> _WHAT TO DO_
Update the listing, beginning at the line that has "- legend-label: climatology: [323, 393, 393, 407]" and stopping after the line that has "- sla-map-y-tick-label: -42: [658, 485, 678, 499]". Change every "depth-tick-label" in those lines to "depth-axis-label" and leave everything else unchanged.

> _RECORDS FOR THE EXERCISE_

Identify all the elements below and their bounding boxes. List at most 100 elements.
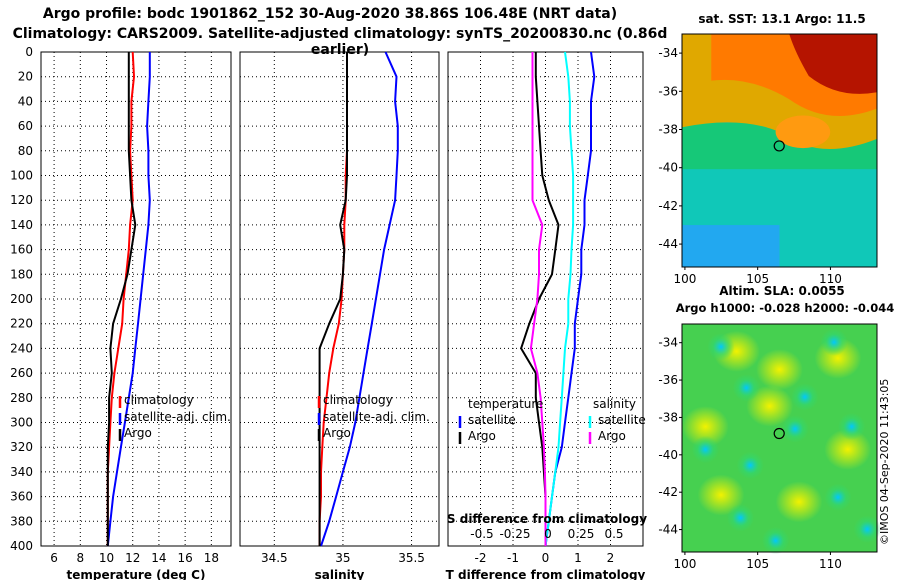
- legend-label: climatology: [323, 393, 393, 407]
- x-tick-label: 16: [177, 551, 192, 565]
- salinity-difference-axis-label: S difference from climatology: [447, 512, 647, 526]
- depth-tick-label: 60: [18, 119, 33, 133]
- x-axis-label: temperature (deg C): [67, 568, 206, 580]
- x-tick-label: 12: [125, 551, 140, 565]
- sla-map-y-tick-label: -34: [658, 336, 678, 350]
- x-tick-label: 14: [151, 551, 166, 565]
- series-line-salinity-argo: [529, 52, 547, 546]
- sst-map-cold-patch: [682, 225, 780, 267]
- sla-map-high-anomaly: [746, 385, 794, 427]
- salinity-difference-tick: 0: [544, 527, 552, 541]
- sst-map-title: sat. SST: 13.1 Argo: 11.5: [698, 12, 866, 26]
- series-line-satellite-adj-clim-: [106, 52, 151, 547]
- sst-map-eddy: [775, 115, 831, 149]
- sst-map-y-tick-label: -44: [658, 237, 678, 251]
- sla-map-low-anomaly: [691, 435, 720, 464]
- sst-map-hottest-region: [789, 34, 877, 94]
- chart-title-line1: Argo profile: bodc 1901862_152 30-Aug-20…: [42, 6, 618, 22]
- depth-tick-label: 100: [10, 169, 33, 183]
- sla-map-y-tick-label: -42: [658, 485, 678, 499]
- sst-map-y-tick-label: -34: [658, 46, 678, 60]
- depth-tick-label: 260: [10, 366, 33, 380]
- sla-map-low-anomaly: [736, 451, 764, 480]
- series-line-temperature-argo: [520, 52, 560, 546]
- sla-map-low-anomaly: [820, 328, 848, 356]
- x-tick-label: 0: [542, 551, 550, 565]
- sst-map-x-tick-label: 105: [746, 272, 769, 286]
- depth-tick-label: 360: [10, 490, 33, 504]
- series-line-argo: [318, 52, 348, 546]
- sst-map-x-tick-label: 100: [673, 272, 696, 286]
- sla-map-high-anomaly: [756, 349, 803, 391]
- sla-map-low-anomaly: [791, 383, 819, 411]
- sla-map-low-anomaly: [853, 515, 881, 543]
- x-tick-label: 35.5: [398, 551, 425, 565]
- salinity-difference-tick: 0.5: [604, 527, 623, 541]
- depth-tick-label: 240: [10, 341, 33, 355]
- x-tick-label: 34.5: [261, 551, 288, 565]
- depth-tick-label: 80: [18, 144, 33, 158]
- x-axis-label: T difference from climatology: [446, 568, 646, 580]
- depth-tick-label: 120: [10, 193, 33, 207]
- sla-map-low-anomaly: [824, 483, 852, 511]
- x-tick-label: 18: [204, 551, 219, 565]
- imos-timestamp: ©IMOS 04-Sep-2020 11:43:05: [878, 378, 891, 545]
- legend-label: Argo: [124, 426, 152, 440]
- sla-map-high-anomaly: [682, 406, 729, 448]
- sla-map-subtitle: Argo h1000: -0.028 h2000: -0.044: [675, 301, 895, 315]
- series-line-argo: [106, 52, 137, 546]
- salinity-difference-tick: -0.5: [470, 527, 493, 541]
- depth-tick-label: 20: [18, 70, 33, 84]
- panel-frame: [40, 51, 232, 547]
- depth-tick-label: 0: [25, 45, 33, 59]
- depth-tick-label: 40: [18, 94, 33, 108]
- sst-map-y-tick-label: -38: [658, 122, 678, 136]
- sla-map-y-tick-label: -44: [658, 523, 678, 537]
- sla-map-low-anomaly: [707, 333, 735, 361]
- series-line-salinity-satellite: [544, 51, 575, 547]
- x-tick-label: 2: [607, 551, 615, 565]
- legend-label: satellite: [598, 413, 646, 427]
- sla-map-x-tick-label: 105: [746, 557, 769, 571]
- x-tick-label: -1: [507, 551, 519, 565]
- sla-map-low-anomaly: [761, 526, 790, 555]
- sla-map-high-anomaly: [775, 481, 823, 523]
- sla-map-argo-marker: [773, 427, 785, 440]
- legend-label: climatology: [124, 393, 194, 407]
- legend-label: satellite-adj. clim.: [124, 410, 231, 424]
- sst-map-argo-marker: [773, 140, 785, 152]
- sst-map-y-tick-label: -36: [658, 84, 678, 98]
- x-tick-label: 8: [76, 551, 84, 565]
- sst-map-y-tick-label: -40: [658, 161, 678, 175]
- sla-map-x-tick-label: 110: [819, 557, 842, 571]
- depth-tick-label: 320: [10, 440, 33, 454]
- sla-map-low-anomaly: [838, 412, 866, 441]
- sla-map-high-anomaly: [697, 474, 745, 516]
- legend-label: satellite: [468, 413, 516, 427]
- series-line-satellite-adj-clim-: [320, 51, 399, 547]
- depth-tick-label: 160: [10, 243, 33, 257]
- depth-tick-label: 380: [10, 514, 33, 528]
- sla-map-frame: [681, 323, 878, 553]
- legend-label: satellite-adj. clim.: [323, 410, 430, 424]
- sst-map-frame: [681, 33, 878, 268]
- depth-tick-label: 200: [10, 292, 33, 306]
- sst-map-y-tick-label: -42: [658, 199, 678, 213]
- legend-label: Argo: [323, 426, 351, 440]
- depth-tick-label: 300: [10, 416, 33, 430]
- x-tick-label: -2: [475, 551, 487, 565]
- salinity-difference-tick: 0.25: [568, 527, 595, 541]
- x-tick-label: 1: [574, 551, 582, 565]
- series-line-temperature-satellite: [544, 51, 596, 547]
- sla-map-low-anomaly: [781, 415, 809, 443]
- depth-tick-label: 180: [10, 267, 33, 281]
- depth-tick-label: 400: [10, 539, 33, 553]
- legend-label: Argo: [598, 429, 626, 443]
- sla-map-y-tick-label: -36: [658, 373, 678, 387]
- sst-map-x-tick-label: 110: [819, 272, 842, 286]
- legend-label: Argo: [468, 429, 496, 443]
- sla-map-y-tick-label: -40: [658, 448, 678, 462]
- chart-title-line2: Climatology: CARS2009. Satellite-adjuste…: [12, 26, 668, 58]
- depth-tick-label: 280: [10, 391, 33, 405]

> _EXPECTED ANSWER_
- legend-label: climatology: [323, 393, 393, 407]
- x-tick-label: 16: [177, 551, 192, 565]
- salinity-difference-axis-label: S difference from climatology: [447, 512, 647, 526]
- depth-axis-label: 60: [18, 119, 33, 133]
- x-axis-label: temperature (deg C): [67, 568, 206, 580]
- x-tick-label: 12: [125, 551, 140, 565]
- sla-map-y-tick-label: -34: [658, 336, 678, 350]
- x-tick-label: 14: [151, 551, 166, 565]
- series-line-salinity-argo: [529, 52, 547, 546]
- sst-map-cold-patch: [682, 225, 780, 267]
- sla-map-high-anomaly: [746, 385, 794, 427]
- salinity-difference-tick: 0: [544, 527, 552, 541]
- sst-map-title: sat. SST: 13.1 Argo: 11.5: [698, 12, 866, 26]
- series-line-satellite-adj-clim-: [106, 52, 151, 547]
- sst-map-eddy: [775, 115, 831, 149]
- sst-map-y-tick-label: -44: [658, 237, 678, 251]
- sla-map-low-anomaly: [691, 435, 720, 464]
- sst-map-hottest-region: [789, 34, 877, 94]
- chart-title-line1: Argo profile: bodc 1901862_152 30-Aug-20…: [42, 6, 618, 22]
- depth-axis-label: 100: [10, 169, 33, 183]
- sla-map-y-tick-label: -42: [658, 485, 678, 499]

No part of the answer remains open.